* [Problem]
Output every line of the data exactly as it appears.

* [Input]
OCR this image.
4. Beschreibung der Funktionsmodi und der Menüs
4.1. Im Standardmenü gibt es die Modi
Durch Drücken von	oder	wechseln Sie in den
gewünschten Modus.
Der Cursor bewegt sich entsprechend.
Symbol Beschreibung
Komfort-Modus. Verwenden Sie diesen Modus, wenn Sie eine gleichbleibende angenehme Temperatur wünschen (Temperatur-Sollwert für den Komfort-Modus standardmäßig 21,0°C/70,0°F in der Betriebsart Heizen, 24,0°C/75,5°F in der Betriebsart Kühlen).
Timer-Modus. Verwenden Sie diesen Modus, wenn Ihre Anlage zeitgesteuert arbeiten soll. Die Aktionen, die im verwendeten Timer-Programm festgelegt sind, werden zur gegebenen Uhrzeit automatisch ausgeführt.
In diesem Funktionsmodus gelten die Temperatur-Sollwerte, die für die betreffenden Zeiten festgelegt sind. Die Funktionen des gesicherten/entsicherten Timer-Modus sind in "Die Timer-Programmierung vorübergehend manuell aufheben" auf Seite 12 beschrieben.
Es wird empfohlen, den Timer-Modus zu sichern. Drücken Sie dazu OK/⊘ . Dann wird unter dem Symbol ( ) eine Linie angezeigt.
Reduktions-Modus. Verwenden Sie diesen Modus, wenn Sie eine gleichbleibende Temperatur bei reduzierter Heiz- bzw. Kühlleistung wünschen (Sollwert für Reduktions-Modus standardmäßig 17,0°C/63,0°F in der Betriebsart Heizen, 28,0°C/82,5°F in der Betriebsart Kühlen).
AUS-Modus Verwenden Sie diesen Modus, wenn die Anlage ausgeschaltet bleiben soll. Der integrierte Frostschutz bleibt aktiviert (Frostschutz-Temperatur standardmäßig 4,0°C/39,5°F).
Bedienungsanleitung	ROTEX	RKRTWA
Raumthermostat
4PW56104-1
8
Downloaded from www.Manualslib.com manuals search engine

* [Solved problem]
OCR this image.
4. Beschreibung der Funktionsmodi und der Menüs
4.1. Im Standardmenü gibt es die Modi
Durch Drücken von	oder	wechseln Sie in den
gewünschten Modus.
Der Cursor bewegt sich entsprechend.
Symbol Beschreibung
Komfort-Modus. Verwenden Sie diesen Modus, wenn Sie eine gleichbleibende angenehme Temperatur wünschen (Temperatur-Sollwert für den Komfort-Modus standardmäßig 21,0°C/70,0°F in der Betriebsart Heizen, 24,0°C/75,5°F in der Betriebsart Kühlen).
Timer-Modus. Verwenden Sie diesen Modus, wenn Ihre Anlage zeitgesteuert arbeiten soll. Die Aktionen, die im verwendeten Timer-Programm festgelegt sind, werden zur gegebenen Uhrzeit automatisch ausgeführt.
In diesem Funktionsmodus gelten die Temperatur-Sollwerte, die für die betreffenden Zeiten festgelegt sind. Die Funktionen des gesicherten/entsicherten Timer-Modus sind in "Die Timer-Programmierung vorübergehend manuell aufheben" auf Seite 12 beschrieben.
Es wird empfohlen, den Timer-Modus zu sichern. Drücken Sie dazu OK/⊘ . Dann wird unter dem Symbol ( ) eine Linie angezeigt.
Reduktions-Modus. Verwenden Sie diesen Modus, wenn Sie eine gleichbleibende Temperatur bei reduzierter Heiz- bzw. Kühlleistung wünschen (Sollwert für Reduktions-Modus standardmäßig 17,0°C/63,0°F in der Betriebsart Heizen, 28,0°C/82,5°F in der Betriebsart Kühlen).
AUS-Modus Verwenden Sie diesen Modus, wenn die Anlage ausgeschaltet bleiben soll. Der integrierte Frostschutz bleibt aktiviert (Frostschutz-Temperatur standardmäßig 4,0°C/39,5°F).
Bedienungsanleitung	ROTEX	RKRTWA
Raumthermostat
4PW56104-1
8
Downloaded from www.Manualslib.com manuals search engine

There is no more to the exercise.